_TASK GOAL:_
Reproduce the records. Keep every word exact and include no images.

_MATERIAL PROVIDED:_
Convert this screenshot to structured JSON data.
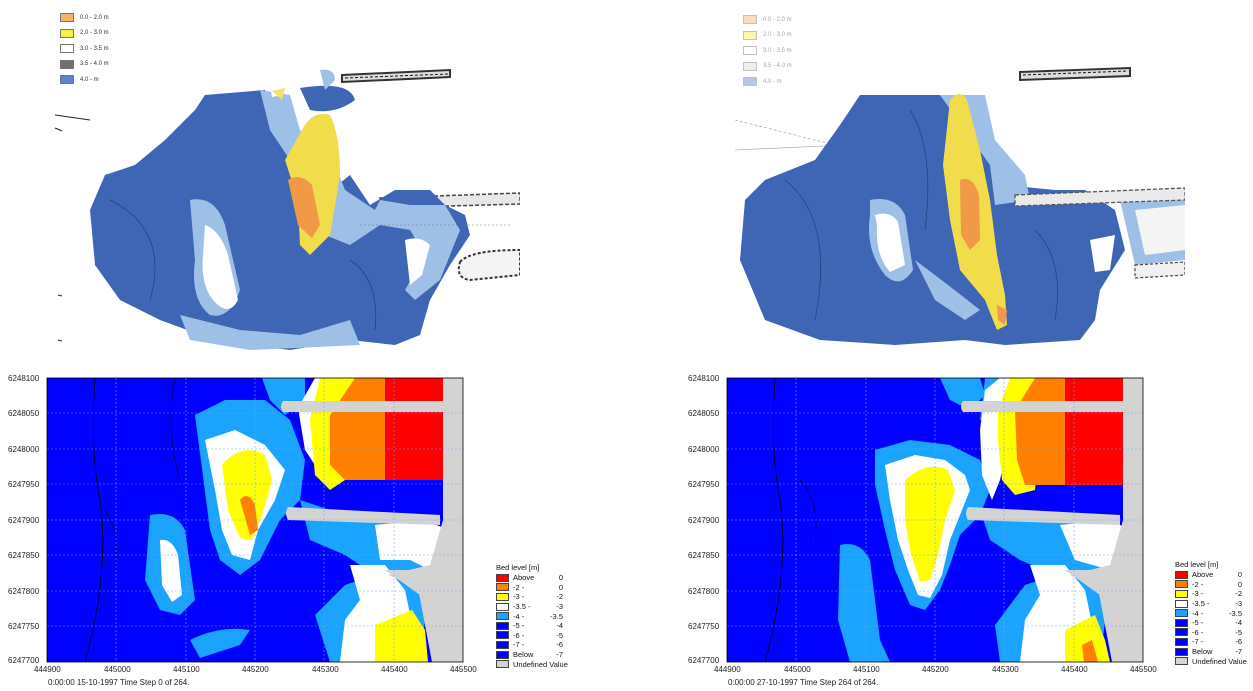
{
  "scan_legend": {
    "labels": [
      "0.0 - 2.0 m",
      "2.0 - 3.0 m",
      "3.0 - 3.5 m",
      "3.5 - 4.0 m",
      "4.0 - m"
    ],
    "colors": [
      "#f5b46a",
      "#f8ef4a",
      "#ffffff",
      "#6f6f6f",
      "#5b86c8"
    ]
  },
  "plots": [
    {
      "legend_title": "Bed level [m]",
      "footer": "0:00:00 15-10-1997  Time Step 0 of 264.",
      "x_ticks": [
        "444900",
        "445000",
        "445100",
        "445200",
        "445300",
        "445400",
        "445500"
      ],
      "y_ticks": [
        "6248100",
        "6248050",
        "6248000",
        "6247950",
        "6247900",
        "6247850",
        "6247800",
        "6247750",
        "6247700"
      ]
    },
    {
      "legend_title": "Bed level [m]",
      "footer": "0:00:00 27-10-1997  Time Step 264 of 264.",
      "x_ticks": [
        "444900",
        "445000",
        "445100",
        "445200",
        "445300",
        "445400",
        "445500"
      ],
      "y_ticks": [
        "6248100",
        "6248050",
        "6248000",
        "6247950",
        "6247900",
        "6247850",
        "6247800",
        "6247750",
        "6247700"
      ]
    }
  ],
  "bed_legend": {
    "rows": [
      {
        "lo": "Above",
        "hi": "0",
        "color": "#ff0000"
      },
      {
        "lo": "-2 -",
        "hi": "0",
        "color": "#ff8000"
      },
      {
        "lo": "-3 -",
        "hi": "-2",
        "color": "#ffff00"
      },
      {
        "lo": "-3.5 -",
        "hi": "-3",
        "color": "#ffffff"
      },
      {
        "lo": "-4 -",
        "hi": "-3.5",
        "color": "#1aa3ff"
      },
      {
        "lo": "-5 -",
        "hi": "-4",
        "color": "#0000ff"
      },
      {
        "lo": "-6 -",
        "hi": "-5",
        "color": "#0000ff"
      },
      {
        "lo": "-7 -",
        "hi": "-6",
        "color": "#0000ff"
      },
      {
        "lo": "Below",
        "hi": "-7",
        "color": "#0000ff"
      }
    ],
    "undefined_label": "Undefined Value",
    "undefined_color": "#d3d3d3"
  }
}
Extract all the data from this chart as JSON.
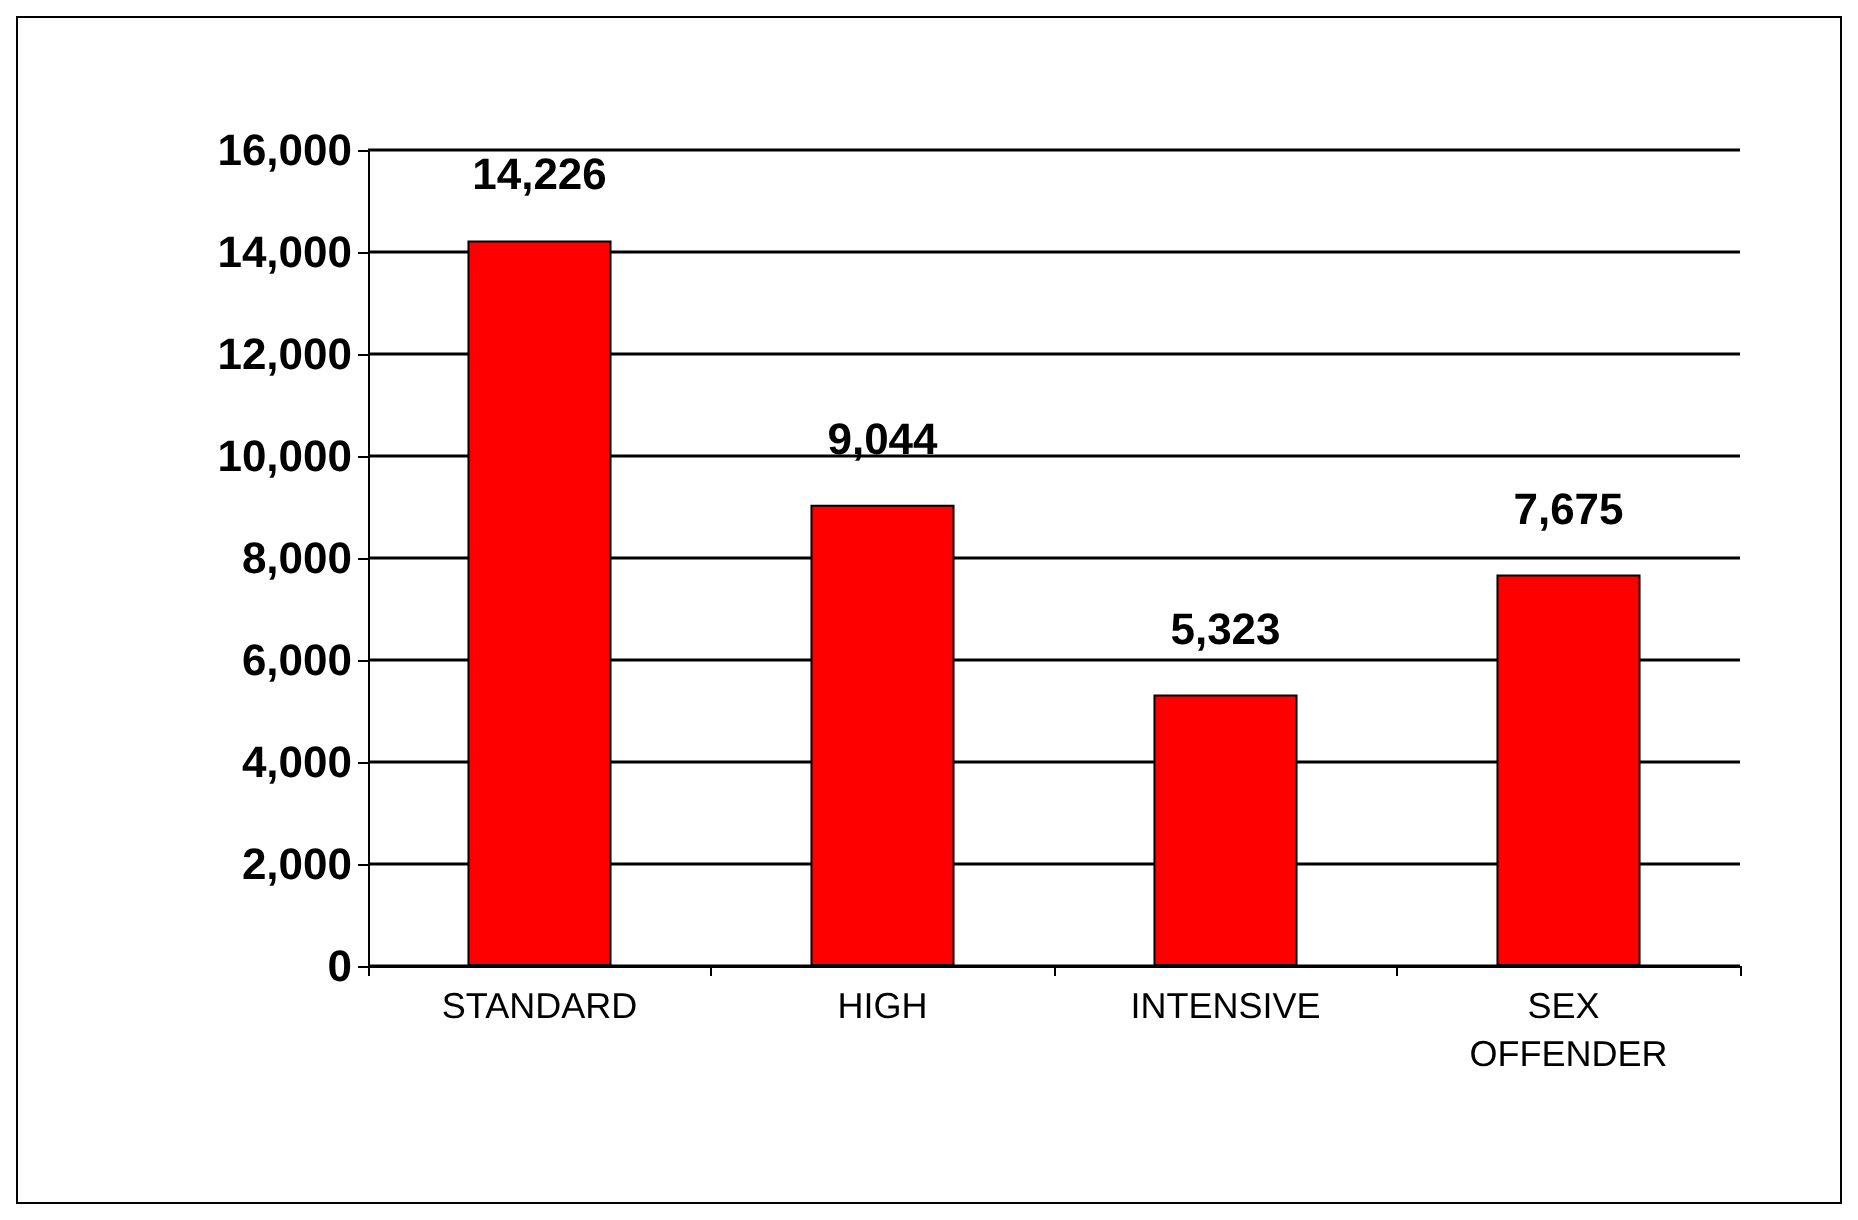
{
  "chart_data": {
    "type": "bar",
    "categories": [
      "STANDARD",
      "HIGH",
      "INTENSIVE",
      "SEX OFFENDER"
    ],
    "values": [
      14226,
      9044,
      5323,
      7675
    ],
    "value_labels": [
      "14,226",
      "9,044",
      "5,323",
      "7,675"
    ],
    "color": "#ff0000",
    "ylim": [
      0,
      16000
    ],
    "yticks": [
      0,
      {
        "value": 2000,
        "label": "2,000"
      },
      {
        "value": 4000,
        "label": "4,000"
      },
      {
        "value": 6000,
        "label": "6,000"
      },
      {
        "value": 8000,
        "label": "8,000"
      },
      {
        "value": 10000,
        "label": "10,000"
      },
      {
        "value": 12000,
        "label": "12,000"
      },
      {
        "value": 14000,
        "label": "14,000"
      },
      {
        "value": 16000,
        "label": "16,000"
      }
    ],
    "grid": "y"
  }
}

_RESPONSE:_
Convert this screenshot to structured JSON data.
{
  "scan_legend": {
    "labels": [
      "0.0 - 2.0 m",
      "2.0 - 3.0 m",
      "3.0 - 3.5 m",
      "3.5 - 4.0 m",
      "4.0 - m"
    ],
    "colors": [
      "#f5b46a",
      "#f8ef4a",
      "#ffffff",
      "#6f6f6f",
      "#5b86c8"
    ]
  },
  "plots": [
    {
      "legend_title": "Bed level [m]",
      "footer": "0:00:00 15-10-1997  Time Step 0 of 264.",
      "x_ticks": [
        "444900",
        "445000",
        "445100",
        "445200",
        "445300",
        "445400",
        "445500"
      ],
      "y_ticks": [
        "6248100",
        "6248050",
        "6248000",
        "6247950",
        "6247900",
        "6247850",
        "6247800",
        "6247750",
        "6247700"
      ]
    },
    {
      "legend_title": "Bed level [m]",
      "footer": "0:00:00 27-10-1997  Time Step 264 of 264.",
      "x_ticks": [
        "444900",
        "445000",
        "445100",
        "445200",
        "445300",
        "445400",
        "445500"
      ],
      "y_ticks": [
        "6248100",
        "6248050",
        "6248000",
        "6247950",
        "6247900",
        "6247850",
        "6247800",
        "6247750",
        "6247700"
      ]
    }
  ],
  "bed_legend": {
    "rows": [
      {
        "lo": "Above",
        "hi": "0",
        "color": "#ff0000"
      },
      {
        "lo": "-2 -",
        "hi": "0",
        "color": "#ff8000"
      },
      {
        "lo": "-3 -",
        "hi": "-2",
        "color": "#ffff00"
      },
      {
        "lo": "-3.5 -",
        "hi": "-3",
        "color": "#ffffff"
      },
      {
        "lo": "-4 -",
        "hi": "-3.5",
        "color": "#1aa3ff"
      },
      {
        "lo": "-5 -",
        "hi": "-4",
        "color": "#0000ff"
      },
      {
        "lo": "-6 -",
        "hi": "-5",
        "color": "#0000ff"
      },
      {
        "lo": "-7 -",
        "hi": "-6",
        "color": "#0000ff"
      },
      {
        "lo": "Below",
        "hi": "-7",
        "color": "#0000ff"
      }
    ],
    "undefined_label": "Undefined Value",
    "undefined_color": "#d3d3d3"
  }
}
Extract all the data from this chart as JSON.
{
  "chart_data": {
    "type": "bar",
    "categories": [
      "STANDARD",
      "HIGH",
      "INTENSIVE",
      "SEX OFFENDER"
    ],
    "values": [
      14226,
      9044,
      5323,
      7675
    ],
    "value_labels": [
      "14,226",
      "9,044",
      "5,323",
      "7,675"
    ],
    "color": "#ff0000",
    "ylim": [
      0,
      16000
    ],
    "yticks": [
      0,
      {
        "value": 2000,
        "label": "2,000"
      },
      {
        "value": 4000,
        "label": "4,000"
      },
      {
        "value": 6000,
        "label": "6,000"
      },
      {
        "value": 8000,
        "label": "8,000"
      },
      {
        "value": 10000,
        "label": "10,000"
      },
      {
        "value": 12000,
        "label": "12,000"
      },
      {
        "value": 14000,
        "label": "14,000"
      },
      {
        "value": 16000,
        "label": "16,000"
      }
    ],
    "grid": "y"
  }
}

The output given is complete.